___ Data extract

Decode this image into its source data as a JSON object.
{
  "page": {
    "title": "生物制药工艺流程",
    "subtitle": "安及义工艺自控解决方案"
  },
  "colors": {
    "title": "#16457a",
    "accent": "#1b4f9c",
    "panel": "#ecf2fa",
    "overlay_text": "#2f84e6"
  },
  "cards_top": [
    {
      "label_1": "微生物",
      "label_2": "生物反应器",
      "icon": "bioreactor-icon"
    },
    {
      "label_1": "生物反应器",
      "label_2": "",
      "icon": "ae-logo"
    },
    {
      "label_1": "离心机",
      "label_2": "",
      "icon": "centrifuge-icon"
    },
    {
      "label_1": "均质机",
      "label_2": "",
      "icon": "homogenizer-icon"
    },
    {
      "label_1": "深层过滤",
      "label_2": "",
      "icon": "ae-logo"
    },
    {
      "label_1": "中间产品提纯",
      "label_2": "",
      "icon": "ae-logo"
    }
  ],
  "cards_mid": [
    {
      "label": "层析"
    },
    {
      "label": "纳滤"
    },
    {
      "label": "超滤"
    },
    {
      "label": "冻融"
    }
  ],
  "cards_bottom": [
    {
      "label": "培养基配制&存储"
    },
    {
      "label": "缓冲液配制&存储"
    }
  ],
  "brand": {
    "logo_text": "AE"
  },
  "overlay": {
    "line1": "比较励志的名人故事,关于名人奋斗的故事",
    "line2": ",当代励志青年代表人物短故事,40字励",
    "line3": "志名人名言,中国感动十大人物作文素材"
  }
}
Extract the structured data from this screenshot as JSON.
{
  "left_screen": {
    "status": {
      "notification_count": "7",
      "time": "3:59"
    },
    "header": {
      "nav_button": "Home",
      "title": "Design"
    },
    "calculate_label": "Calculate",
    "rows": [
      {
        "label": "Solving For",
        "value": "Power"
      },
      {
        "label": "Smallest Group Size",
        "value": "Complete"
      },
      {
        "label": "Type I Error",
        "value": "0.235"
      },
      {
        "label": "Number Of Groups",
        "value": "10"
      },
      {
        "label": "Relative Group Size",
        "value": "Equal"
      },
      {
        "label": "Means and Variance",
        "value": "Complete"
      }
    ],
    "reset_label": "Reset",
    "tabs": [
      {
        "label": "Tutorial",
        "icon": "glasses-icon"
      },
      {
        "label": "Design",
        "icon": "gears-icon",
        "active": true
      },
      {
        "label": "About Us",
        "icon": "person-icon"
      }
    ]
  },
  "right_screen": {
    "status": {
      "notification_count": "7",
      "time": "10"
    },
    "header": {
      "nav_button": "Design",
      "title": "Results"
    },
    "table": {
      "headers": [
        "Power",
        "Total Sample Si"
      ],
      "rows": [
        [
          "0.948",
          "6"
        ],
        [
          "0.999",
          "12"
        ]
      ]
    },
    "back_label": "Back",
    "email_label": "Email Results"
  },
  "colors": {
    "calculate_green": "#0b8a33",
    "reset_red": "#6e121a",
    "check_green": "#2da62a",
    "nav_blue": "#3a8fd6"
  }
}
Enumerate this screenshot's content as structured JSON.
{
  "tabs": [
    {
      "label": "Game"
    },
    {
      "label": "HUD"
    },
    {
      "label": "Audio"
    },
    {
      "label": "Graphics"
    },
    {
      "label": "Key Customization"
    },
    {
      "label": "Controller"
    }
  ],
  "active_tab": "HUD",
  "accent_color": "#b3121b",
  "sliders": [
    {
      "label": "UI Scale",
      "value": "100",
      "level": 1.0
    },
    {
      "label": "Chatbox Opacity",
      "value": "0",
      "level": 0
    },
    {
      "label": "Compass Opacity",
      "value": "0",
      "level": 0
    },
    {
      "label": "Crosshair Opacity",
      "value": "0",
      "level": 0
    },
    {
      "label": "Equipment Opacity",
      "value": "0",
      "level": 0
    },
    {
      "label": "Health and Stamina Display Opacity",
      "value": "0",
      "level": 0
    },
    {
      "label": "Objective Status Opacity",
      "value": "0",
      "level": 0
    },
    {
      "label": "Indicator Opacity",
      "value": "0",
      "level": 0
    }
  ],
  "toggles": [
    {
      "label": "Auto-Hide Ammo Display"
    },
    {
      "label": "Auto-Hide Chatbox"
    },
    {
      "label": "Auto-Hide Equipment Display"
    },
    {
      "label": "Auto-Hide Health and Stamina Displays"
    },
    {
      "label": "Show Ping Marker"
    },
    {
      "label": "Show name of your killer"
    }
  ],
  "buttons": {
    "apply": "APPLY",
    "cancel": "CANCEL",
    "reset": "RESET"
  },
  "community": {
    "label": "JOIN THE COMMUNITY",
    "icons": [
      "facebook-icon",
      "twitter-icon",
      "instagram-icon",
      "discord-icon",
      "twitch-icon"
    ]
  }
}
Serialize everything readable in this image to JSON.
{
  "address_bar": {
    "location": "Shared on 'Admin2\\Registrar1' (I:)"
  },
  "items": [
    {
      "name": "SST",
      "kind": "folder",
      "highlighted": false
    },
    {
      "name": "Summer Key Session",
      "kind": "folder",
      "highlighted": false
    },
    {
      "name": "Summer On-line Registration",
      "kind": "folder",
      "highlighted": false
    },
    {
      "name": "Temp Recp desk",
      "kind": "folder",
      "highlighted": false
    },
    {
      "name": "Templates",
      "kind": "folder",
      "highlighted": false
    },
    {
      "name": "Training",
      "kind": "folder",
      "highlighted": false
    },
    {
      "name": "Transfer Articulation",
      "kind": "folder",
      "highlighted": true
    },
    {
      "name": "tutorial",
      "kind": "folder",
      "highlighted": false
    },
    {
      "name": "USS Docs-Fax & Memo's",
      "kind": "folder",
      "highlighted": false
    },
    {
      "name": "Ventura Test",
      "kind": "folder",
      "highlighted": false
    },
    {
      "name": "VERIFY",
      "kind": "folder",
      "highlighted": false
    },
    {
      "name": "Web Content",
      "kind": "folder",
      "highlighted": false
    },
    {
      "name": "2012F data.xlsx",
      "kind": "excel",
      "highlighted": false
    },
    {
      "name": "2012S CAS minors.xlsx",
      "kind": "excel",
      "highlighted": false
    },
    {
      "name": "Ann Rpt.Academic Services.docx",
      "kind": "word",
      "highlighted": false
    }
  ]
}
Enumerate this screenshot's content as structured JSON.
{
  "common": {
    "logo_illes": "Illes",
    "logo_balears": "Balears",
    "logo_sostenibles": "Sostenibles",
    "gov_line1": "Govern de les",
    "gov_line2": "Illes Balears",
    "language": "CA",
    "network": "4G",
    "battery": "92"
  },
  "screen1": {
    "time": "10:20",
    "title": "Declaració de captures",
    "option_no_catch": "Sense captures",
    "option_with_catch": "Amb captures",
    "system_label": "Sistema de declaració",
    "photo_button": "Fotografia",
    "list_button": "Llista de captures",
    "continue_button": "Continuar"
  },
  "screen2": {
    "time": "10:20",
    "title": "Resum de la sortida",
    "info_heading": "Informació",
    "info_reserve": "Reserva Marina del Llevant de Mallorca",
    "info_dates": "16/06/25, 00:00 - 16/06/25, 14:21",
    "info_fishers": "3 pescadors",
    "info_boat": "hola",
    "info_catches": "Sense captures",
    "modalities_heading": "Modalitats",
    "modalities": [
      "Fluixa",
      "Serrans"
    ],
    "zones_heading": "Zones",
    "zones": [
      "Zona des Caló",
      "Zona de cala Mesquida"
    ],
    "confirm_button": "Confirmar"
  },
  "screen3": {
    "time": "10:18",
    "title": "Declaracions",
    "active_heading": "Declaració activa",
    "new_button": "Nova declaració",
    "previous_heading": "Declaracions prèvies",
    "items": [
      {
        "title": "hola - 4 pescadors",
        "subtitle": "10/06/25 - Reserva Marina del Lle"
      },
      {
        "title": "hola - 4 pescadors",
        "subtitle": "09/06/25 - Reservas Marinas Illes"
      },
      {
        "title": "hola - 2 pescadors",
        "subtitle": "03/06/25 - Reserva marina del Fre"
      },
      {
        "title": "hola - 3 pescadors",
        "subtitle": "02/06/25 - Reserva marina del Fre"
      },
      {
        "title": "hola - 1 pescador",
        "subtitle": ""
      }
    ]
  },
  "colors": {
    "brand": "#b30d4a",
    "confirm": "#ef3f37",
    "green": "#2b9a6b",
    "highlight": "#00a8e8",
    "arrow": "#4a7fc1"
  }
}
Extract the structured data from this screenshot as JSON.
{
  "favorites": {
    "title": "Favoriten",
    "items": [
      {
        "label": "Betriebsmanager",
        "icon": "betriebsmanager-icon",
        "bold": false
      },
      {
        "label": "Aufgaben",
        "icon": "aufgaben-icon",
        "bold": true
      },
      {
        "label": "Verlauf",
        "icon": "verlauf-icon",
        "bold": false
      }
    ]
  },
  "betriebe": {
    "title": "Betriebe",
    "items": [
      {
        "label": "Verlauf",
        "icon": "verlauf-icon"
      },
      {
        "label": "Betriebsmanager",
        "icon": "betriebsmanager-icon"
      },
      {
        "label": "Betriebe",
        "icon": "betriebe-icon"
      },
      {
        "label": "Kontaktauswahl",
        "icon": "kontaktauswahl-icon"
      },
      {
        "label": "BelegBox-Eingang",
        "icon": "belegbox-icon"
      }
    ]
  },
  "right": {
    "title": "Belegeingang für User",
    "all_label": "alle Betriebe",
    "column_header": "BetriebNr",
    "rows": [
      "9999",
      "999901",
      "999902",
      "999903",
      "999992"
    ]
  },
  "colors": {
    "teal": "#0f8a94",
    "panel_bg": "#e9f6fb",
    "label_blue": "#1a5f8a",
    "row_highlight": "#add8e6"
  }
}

______

- [What to produce]: Write out each line of the data that holds the string "pescadors".

- [Answer to the exercise]:
    "info_fishers": "3 pescadors",
        "title": "hola - 4 pescadors",
        "title": "hola - 4 pescadors",
        "title": "hola - 2 pescadors",
        "title": "hola - 3 pescadors",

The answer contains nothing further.